> Supplied records
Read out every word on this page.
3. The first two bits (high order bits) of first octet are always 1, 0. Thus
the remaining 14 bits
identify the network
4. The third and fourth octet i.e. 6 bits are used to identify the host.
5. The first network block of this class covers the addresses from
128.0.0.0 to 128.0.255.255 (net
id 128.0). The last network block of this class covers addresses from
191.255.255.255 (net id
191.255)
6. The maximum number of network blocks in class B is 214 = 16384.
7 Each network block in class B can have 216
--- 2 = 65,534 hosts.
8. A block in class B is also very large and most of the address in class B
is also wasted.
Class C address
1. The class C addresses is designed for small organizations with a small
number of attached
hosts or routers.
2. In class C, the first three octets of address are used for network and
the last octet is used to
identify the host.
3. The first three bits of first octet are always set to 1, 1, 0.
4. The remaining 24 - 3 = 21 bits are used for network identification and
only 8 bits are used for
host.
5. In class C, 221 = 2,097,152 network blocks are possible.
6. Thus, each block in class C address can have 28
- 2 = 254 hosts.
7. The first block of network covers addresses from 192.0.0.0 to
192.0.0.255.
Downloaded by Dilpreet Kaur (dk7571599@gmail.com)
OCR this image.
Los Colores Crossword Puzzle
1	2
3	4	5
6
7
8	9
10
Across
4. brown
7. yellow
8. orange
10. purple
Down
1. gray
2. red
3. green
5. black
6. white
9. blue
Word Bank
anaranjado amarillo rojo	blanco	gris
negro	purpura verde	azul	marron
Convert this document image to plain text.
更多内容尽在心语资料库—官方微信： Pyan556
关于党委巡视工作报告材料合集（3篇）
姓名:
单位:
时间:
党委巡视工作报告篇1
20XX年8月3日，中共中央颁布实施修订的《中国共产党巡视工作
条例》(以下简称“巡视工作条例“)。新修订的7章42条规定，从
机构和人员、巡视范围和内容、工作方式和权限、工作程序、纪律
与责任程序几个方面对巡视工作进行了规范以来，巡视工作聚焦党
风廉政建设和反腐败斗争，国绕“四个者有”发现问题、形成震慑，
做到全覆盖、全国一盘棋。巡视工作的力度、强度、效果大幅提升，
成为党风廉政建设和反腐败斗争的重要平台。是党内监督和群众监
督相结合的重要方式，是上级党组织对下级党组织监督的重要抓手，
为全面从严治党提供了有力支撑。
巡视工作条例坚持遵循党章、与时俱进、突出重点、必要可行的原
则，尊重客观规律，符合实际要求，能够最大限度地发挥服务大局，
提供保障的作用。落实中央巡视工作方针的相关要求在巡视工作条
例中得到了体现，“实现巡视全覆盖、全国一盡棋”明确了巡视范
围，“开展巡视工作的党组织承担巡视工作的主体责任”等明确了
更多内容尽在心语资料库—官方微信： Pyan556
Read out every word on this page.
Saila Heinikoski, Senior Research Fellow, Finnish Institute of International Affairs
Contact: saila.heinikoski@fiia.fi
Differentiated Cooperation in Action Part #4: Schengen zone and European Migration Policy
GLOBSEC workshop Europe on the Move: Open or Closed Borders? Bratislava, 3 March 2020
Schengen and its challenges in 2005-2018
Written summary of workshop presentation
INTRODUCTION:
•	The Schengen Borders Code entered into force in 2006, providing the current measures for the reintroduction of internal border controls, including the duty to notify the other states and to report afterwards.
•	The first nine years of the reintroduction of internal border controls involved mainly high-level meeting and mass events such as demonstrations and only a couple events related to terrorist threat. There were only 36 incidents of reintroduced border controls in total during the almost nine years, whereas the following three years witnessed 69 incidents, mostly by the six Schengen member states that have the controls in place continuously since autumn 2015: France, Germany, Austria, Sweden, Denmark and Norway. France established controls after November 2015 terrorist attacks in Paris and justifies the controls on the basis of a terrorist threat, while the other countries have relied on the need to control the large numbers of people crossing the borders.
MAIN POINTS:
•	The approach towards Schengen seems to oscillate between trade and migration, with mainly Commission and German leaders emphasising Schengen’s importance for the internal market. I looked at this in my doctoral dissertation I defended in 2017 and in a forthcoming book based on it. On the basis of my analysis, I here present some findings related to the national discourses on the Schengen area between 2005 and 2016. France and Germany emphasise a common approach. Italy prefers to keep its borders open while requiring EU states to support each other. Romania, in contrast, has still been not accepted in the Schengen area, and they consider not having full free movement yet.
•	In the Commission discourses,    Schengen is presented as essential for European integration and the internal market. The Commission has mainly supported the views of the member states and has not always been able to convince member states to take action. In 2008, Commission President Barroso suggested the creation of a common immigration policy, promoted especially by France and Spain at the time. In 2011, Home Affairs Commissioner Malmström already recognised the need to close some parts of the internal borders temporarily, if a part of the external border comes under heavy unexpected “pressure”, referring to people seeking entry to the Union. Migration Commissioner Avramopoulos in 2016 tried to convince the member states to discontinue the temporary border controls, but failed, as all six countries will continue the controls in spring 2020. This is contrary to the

> Written exercise
Which lines hold the word "first"? Copy every one of them.

> Task output
3. The first two bits (high order bits) of first octet are always 1, 0. Thus
5. The first network block of this class covers the addresses from
2. In class C, the first three octets of address are used for network and
3. The first three bits of first octet are always set to 1, 1, 0.
7. The first block of network covers addresses from 192.0.0.0 to
•	The first nine years of the reintroduction of internal border controls involved mainly high-level meeting and mass events such as demonstrations and only a couple events related to terrorist threat. There were only 36 incidents of reintroduced border controls in total during the almost nine years, whereas the following three years witnessed 69 incidents, mostly by the six Schengen member states that have the controls in place continuously since autumn 2015: France, Germany, Austria, Sweden, Denmark and Norway. France established controls after November 2015 terrorist attacks in Paris and justifies the controls on the basis of a terrorist threat, while the other countries have relied on the need to control the large numbers of people crossing the borders.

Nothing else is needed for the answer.